--- start of Data for this exercise ---

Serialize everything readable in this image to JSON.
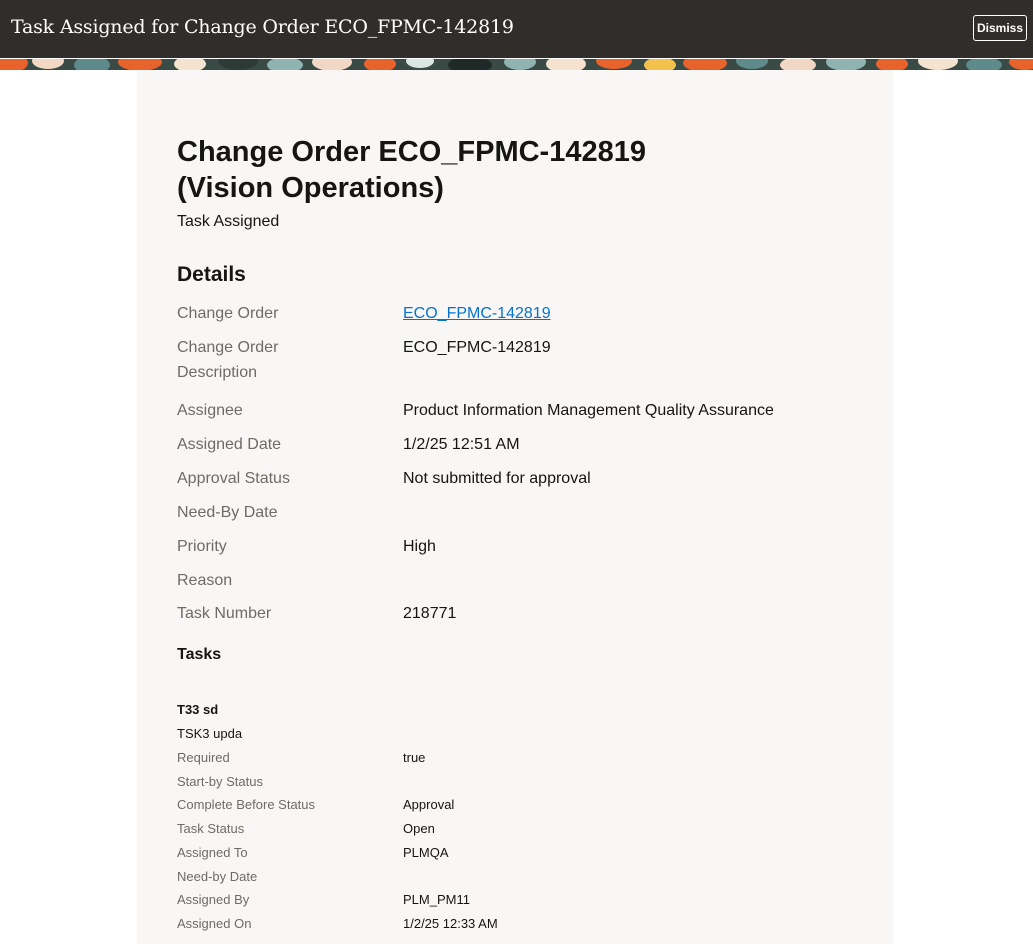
{
  "header": {
    "title": "Task Assigned for Change Order ECO_FPMC-142819",
    "dismiss_label": "Dismiss"
  },
  "main": {
    "title_line1": "Change Order ECO_FPMC-142819",
    "title_line2": "(Vision Operations)",
    "subtitle": "Task Assigned",
    "details_heading": "Details",
    "details": [
      {
        "label": "Change Order",
        "value": "ECO_FPMC-142819",
        "is_link": true
      },
      {
        "label_line1": "Change Order",
        "label_line2": "Description",
        "value": "ECO_FPMC-142819"
      },
      {
        "label": "Assignee",
        "value": "Product Information Management Quality Assurance"
      },
      {
        "label": "Assigned Date",
        "value": "1/2/25 12:51 AM"
      },
      {
        "label": "Approval Status",
        "value": "Not submitted for approval"
      },
      {
        "label": "Need-By Date",
        "value": ""
      },
      {
        "label": "Priority",
        "value": "High"
      },
      {
        "label": "Reason",
        "value": ""
      },
      {
        "label": "Task Number",
        "value": "218771"
      }
    ],
    "tasks_heading": "Tasks",
    "task": {
      "name": "T33 sd",
      "description": "TSK3 upda",
      "fields": [
        {
          "label": "Required",
          "value": "true"
        },
        {
          "label": "Start-by Status",
          "value": ""
        },
        {
          "label": "Complete Before Status",
          "value": "Approval"
        },
        {
          "label": "Task Status",
          "value": "Open"
        },
        {
          "label": "Assigned To",
          "value": "PLMQA"
        },
        {
          "label": "Need-by Date",
          "value": ""
        },
        {
          "label": "Assigned By",
          "value": "PLM_PM11"
        },
        {
          "label": "Assigned On",
          "value": "1/2/25 12:33 AM"
        }
      ]
    }
  },
  "colors": {
    "header_bg": "#312d2a",
    "panel_bg": "#f8f7f5",
    "link": "#0572ce",
    "label": "#6f6b66"
  }
}
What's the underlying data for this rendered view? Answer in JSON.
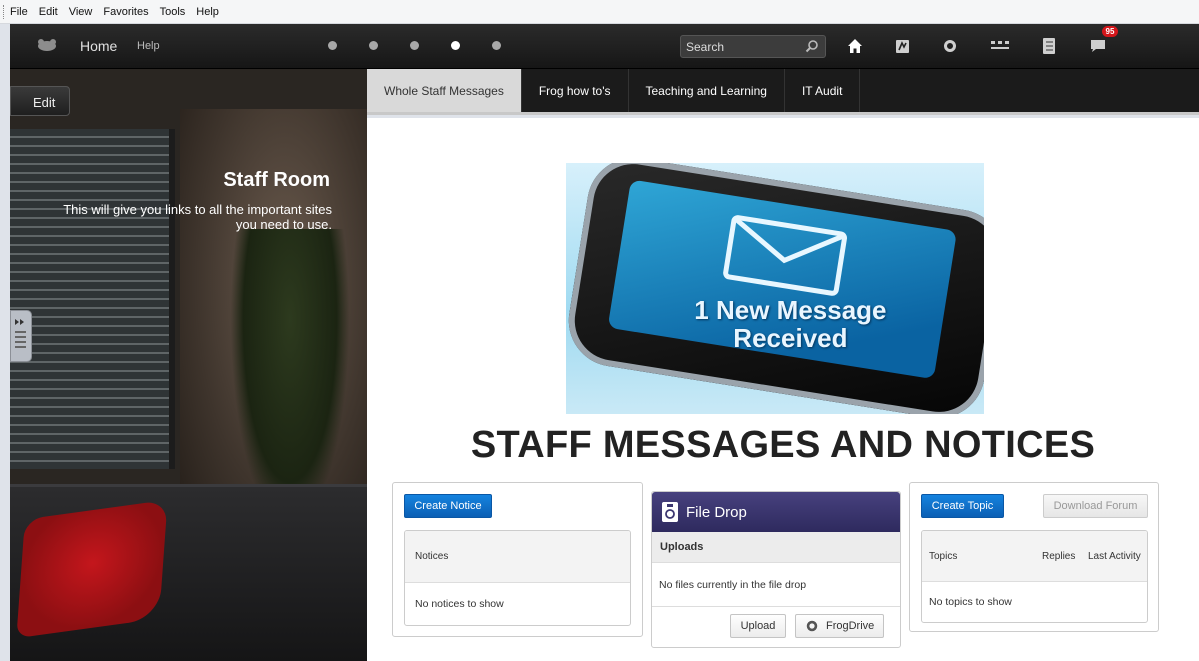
{
  "browser_menu": [
    "File",
    "Edit",
    "View",
    "Favorites",
    "Tools",
    "Help"
  ],
  "topbar": {
    "home_label": "Home",
    "help_label": "Help",
    "search_placeholder": "Search",
    "notification_count": "95",
    "icons": [
      "home-icon",
      "frog-drive-icon",
      "frogdrive-swirl-icon",
      "apps-icon",
      "notebook-icon",
      "messages-icon"
    ]
  },
  "leftpane": {
    "edit_label": "Edit",
    "title": "Staff Room",
    "description": "This will give you links to all the important sites you need to use."
  },
  "tabs": [
    {
      "label": "Whole Staff Messages",
      "active": true
    },
    {
      "label": "Frog how to's",
      "active": false
    },
    {
      "label": "Teaching and Learning",
      "active": false
    },
    {
      "label": "IT Audit",
      "active": false
    }
  ],
  "main": {
    "hero_text_line1": "1 New Message",
    "hero_text_line2": "Received",
    "heading": "STAFF MESSAGES AND NOTICES"
  },
  "notices": {
    "create_label": "Create Notice",
    "header": "Notices",
    "empty": "No notices to show"
  },
  "filedrop": {
    "title": "File Drop",
    "uploads_label": "Uploads",
    "empty": "No files currently in the file drop",
    "upload_label": "Upload",
    "frogdrive_label": "FrogDrive"
  },
  "forum": {
    "create_label": "Create Topic",
    "download_label": "Download Forum",
    "col_topics": "Topics",
    "col_replies": "Replies",
    "col_last": "Last Activity",
    "empty": "No topics to show"
  },
  "colors": {
    "accent_blue": "#0b5fb4",
    "filedrop_purple": "#3b3670",
    "badge_red": "#d4161b"
  }
}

--- end of Data for this exercise ---

What to work on
With the pictures left out, transcribe the material exactly.

Written response
Serialize everything readable in this image to JSON.
{
  "header": {
    "title": "Task Assigned for Change Order ECO_FPMC-142819",
    "dismiss_label": "Dismiss"
  },
  "main": {
    "title_line1": "Change Order ECO_FPMC-142819",
    "title_line2": "(Vision Operations)",
    "subtitle": "Task Assigned",
    "details_heading": "Details",
    "details": [
      {
        "label": "Change Order",
        "value": "ECO_FPMC-142819",
        "is_link": true
      },
      {
        "label_line1": "Change Order",
        "label_line2": "Description",
        "value": "ECO_FPMC-142819"
      },
      {
        "label": "Assignee",
        "value": "Product Information Management Quality Assurance"
      },
      {
        "label": "Assigned Date",
        "value": "1/2/25 12:51 AM"
      },
      {
        "label": "Approval Status",
        "value": "Not submitted for approval"
      },
      {
        "label": "Need-By Date",
        "value": ""
      },
      {
        "label": "Priority",
        "value": "High"
      },
      {
        "label": "Reason",
        "value": ""
      },
      {
        "label": "Task Number",
        "value": "218771"
      }
    ],
    "tasks_heading": "Tasks",
    "task": {
      "name": "T33 sd",
      "description": "TSK3 upda",
      "fields": [
        {
          "label": "Required",
          "value": "true"
        },
        {
          "label": "Start-by Status",
          "value": ""
        },
        {
          "label": "Complete Before Status",
          "value": "Approval"
        },
        {
          "label": "Task Status",
          "value": "Open"
        },
        {
          "label": "Assigned To",
          "value": "PLMQA"
        },
        {
          "label": "Need-by Date",
          "value": ""
        },
        {
          "label": "Assigned By",
          "value": "PLM_PM11"
        },
        {
          "label": "Assigned On",
          "value": "1/2/25 12:33 AM"
        }
      ]
    }
  },
  "colors": {
    "header_bg": "#312d2a",
    "panel_bg": "#f8f7f5",
    "link": "#0572ce",
    "label": "#6f6b66"
  }
}
What's the underlying data for this rendered view? Answer in JSON.
{
  "browser_menu": [
    "File",
    "Edit",
    "View",
    "Favorites",
    "Tools",
    "Help"
  ],
  "topbar": {
    "home_label": "Home",
    "help_label": "Help",
    "search_placeholder": "Search",
    "notification_count": "95",
    "icons": [
      "home-icon",
      "frog-drive-icon",
      "frogdrive-swirl-icon",
      "apps-icon",
      "notebook-icon",
      "messages-icon"
    ]
  },
  "leftpane": {
    "edit_label": "Edit",
    "title": "Staff Room",
    "description": "This will give you links to all the important sites you need to use."
  },
  "tabs": [
    {
      "label": "Whole Staff Messages",
      "active": true
    },
    {
      "label": "Frog how to's",
      "active": false
    },
    {
      "label": "Teaching and Learning",
      "active": false
    },
    {
      "label": "IT Audit",
      "active": false
    }
  ],
  "main": {
    "hero_text_line1": "1 New Message",
    "hero_text_line2": "Received",
    "heading": "STAFF MESSAGES AND NOTICES"
  },
  "notices": {
    "create_label": "Create Notice",
    "header": "Notices",
    "empty": "No notices to show"
  },
  "filedrop": {
    "title": "File Drop",
    "uploads_label": "Uploads",
    "empty": "No files currently in the file drop",
    "upload_label": "Upload",
    "frogdrive_label": "FrogDrive"
  },
  "forum": {
    "create_label": "Create Topic",
    "download_label": "Download Forum",
    "col_topics": "Topics",
    "col_replies": "Replies",
    "col_last": "Last Activity",
    "empty": "No topics to show"
  },
  "colors": {
    "accent_blue": "#0b5fb4",
    "filedrop_purple": "#3b3670",
    "badge_red": "#d4161b"
  }
}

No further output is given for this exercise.